Exercise instructions ▸
Retype each entry below exactly as it stands.
......
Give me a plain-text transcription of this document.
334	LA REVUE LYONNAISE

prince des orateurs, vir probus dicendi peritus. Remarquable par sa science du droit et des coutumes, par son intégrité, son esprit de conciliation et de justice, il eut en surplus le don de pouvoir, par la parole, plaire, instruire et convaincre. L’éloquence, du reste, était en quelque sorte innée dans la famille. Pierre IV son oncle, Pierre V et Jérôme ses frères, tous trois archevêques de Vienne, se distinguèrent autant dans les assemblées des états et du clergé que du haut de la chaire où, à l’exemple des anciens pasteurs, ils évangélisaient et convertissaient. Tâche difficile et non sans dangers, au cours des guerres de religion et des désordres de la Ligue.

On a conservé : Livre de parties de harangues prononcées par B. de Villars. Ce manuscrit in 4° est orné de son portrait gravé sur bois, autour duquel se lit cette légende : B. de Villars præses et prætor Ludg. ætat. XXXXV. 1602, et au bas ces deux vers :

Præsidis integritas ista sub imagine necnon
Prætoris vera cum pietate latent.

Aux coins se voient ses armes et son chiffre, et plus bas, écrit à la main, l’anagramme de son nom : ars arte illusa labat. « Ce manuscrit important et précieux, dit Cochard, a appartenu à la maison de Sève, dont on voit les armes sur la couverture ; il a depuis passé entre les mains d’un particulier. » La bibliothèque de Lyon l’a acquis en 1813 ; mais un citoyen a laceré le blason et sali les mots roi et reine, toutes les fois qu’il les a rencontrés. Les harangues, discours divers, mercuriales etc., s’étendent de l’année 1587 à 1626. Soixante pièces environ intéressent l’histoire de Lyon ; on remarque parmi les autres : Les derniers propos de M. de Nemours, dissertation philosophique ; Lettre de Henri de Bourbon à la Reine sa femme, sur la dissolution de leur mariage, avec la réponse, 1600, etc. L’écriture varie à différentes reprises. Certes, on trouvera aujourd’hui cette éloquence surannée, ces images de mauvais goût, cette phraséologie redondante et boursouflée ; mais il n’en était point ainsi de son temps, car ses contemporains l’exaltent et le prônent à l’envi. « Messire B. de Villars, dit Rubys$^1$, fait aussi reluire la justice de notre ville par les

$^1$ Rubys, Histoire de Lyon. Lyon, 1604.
......
The result ▸
Give me a plain-text transcription of this document.
334	LA REVUE LYONNAISE

prince des orateurs, vir probus dicendi peritus. Remarquable par sa science du droit et des coutumes, par son intégrité, son esprit de conciliation et de justice, il eut en surplus le don de pouvoir, par la parole, plaire, instruire et convaincre. L’éloquence, du reste, était en quelque sorte innée dans la famille. Pierre IV son oncle, Pierre V et Jérôme ses frères, tous trois archevêques de Vienne, se distinguèrent autant dans les assemblées des états et du clergé que du haut de la chaire où, à l’exemple des anciens pasteurs, ils évangélisaient et convertissaient. Tâche difficile et non sans dangers, au cours des guerres de religion et des désordres de la Ligue.

On a conservé : Livre de parties de harangues prononcées par B. de Villars. Ce manuscrit in 4° est orné de son portrait gravé sur bois, autour duquel se lit cette légende : B. de Villars præses et prætor Ludg. ætat. XXXXV. 1602, et au bas ces deux vers :

Præsidis integritas ista sub imagine necnon
Prætoris vera cum pietate latent.

Aux coins se voient ses armes et son chiffre, et plus bas, écrit à la main, l’anagramme de son nom : ars arte illusa labat. « Ce manuscrit important et précieux, dit Cochard, a appartenu à la maison de Sève, dont on voit les armes sur la couverture ; il a depuis passé entre les mains d’un particulier. » La bibliothèque de Lyon l’a acquis en 1813 ; mais un citoyen a laceré le blason et sali les mots roi et reine, toutes les fois qu’il les a rencontrés. Les harangues, discours divers, mercuriales etc., s’étendent de l’année 1587 à 1626. Soixante pièces environ intéressent l’histoire de Lyon ; on remarque parmi les autres : Les derniers propos de M. de Nemours, dissertation philosophique ; Lettre de Henri de Bourbon à la Reine sa femme, sur la dissolution de leur mariage, avec la réponse, 1600, etc. L’écriture varie à différentes reprises. Certes, on trouvera aujourd’hui cette éloquence surannée, ces images de mauvais goût, cette phraséologie redondante et boursouflée ; mais il n’en était point ainsi de son temps, car ses contemporains l’exaltent et le prônent à l’envi. « Messire B. de Villars, dit Rubys$^1$, fait aussi reluire la justice de notre ville par les

$^1$ Rubys, Histoire de Lyon. Lyon, 1604.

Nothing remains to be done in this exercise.